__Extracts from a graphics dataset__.
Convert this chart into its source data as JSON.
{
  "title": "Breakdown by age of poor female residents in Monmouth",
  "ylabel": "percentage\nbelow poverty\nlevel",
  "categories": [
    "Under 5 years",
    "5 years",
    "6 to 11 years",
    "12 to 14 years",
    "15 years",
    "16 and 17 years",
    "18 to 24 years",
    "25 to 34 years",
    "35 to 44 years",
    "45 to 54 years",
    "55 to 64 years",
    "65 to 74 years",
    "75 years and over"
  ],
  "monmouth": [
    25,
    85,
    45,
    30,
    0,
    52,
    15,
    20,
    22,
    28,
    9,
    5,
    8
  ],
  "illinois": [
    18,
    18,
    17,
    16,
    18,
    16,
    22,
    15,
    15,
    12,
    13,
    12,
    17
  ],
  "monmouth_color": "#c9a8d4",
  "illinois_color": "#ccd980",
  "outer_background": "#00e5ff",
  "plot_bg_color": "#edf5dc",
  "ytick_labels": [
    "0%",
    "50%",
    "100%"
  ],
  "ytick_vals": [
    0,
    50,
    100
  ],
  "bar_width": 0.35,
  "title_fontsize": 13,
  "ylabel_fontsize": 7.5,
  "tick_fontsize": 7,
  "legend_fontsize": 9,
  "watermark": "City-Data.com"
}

__Brief__.
Repeat the entries shown above, every one, word for word.

__Task result__.
Convert this chart into its source data as JSON.
{
  "title": "Breakdown by age of poor female residents in Monmouth",
  "ylabel": "percentage\nbelow poverty\nlevel",
  "categories": [
    "Under 5 years",
    "5 years",
    "6 to 11 years",
    "12 to 14 years",
    "15 years",
    "16 and 17 years",
    "18 to 24 years",
    "25 to 34 years",
    "35 to 44 years",
    "45 to 54 years",
    "55 to 64 years",
    "65 to 74 years",
    "75 years and over"
  ],
  "monmouth": [
    25,
    85,
    45,
    30,
    0,
    52,
    15,
    20,
    22,
    28,
    9,
    5,
    8
  ],
  "illinois": [
    18,
    18,
    17,
    16,
    18,
    16,
    22,
    15,
    15,
    12,
    13,
    12,
    17
  ],
  "monmouth_color": "#c9a8d4",
  "illinois_color": "#ccd980",
  "outer_background": "#00e5ff",
  "plot_bg_color": "#edf5dc",
  "ytick_labels": [
    "0%",
    "50%",
    "100%"
  ],
  "ytick_vals": [
    0,
    50,
    100
  ],
  "bar_width": 0.35,
  "title_fontsize": 13,
  "ylabel_fontsize": 7.5,
  "tick_fontsize": 7,
  "legend_fontsize": 9,
  "watermark": "City-Data.com"
}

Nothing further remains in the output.